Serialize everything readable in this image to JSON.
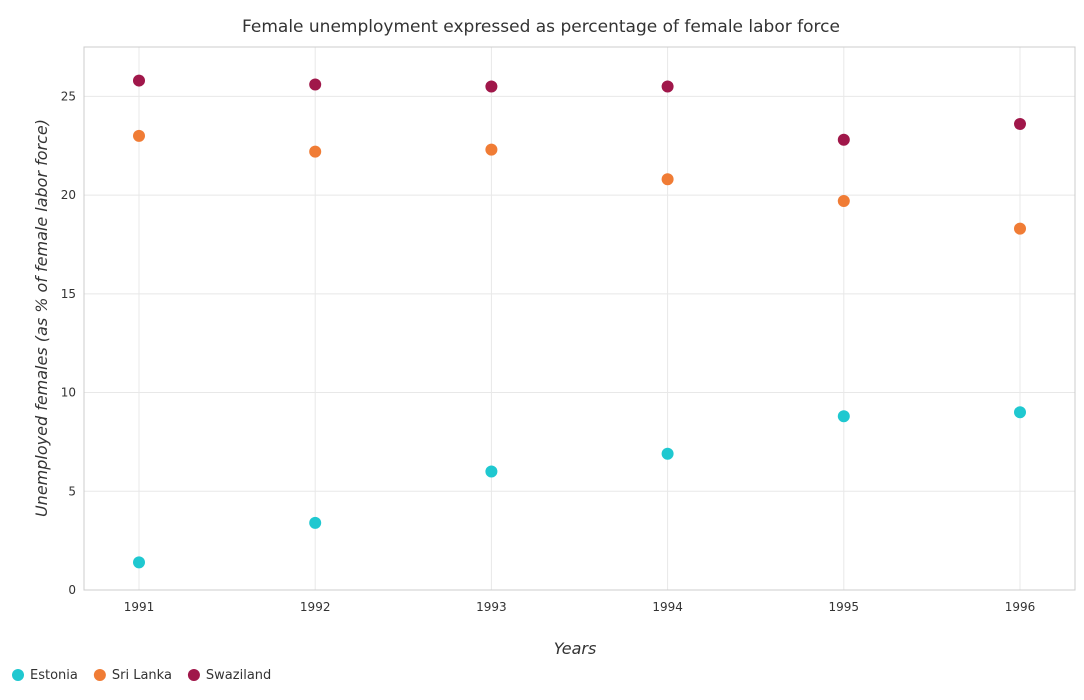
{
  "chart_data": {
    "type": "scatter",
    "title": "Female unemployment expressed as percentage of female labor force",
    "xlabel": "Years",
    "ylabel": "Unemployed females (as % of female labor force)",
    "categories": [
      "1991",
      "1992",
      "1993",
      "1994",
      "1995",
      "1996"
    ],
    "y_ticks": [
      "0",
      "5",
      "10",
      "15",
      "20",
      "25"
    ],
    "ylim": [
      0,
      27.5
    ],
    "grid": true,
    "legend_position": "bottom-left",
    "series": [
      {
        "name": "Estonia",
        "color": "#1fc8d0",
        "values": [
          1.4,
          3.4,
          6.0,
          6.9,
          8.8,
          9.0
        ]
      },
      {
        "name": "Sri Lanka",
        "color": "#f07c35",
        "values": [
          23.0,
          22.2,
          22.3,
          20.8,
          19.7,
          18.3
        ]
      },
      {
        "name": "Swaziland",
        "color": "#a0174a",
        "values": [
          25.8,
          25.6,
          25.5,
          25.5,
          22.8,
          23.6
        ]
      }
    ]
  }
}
· · · · ·
Of all the lines above, how many contain "color"? Give the number and nothing more.

3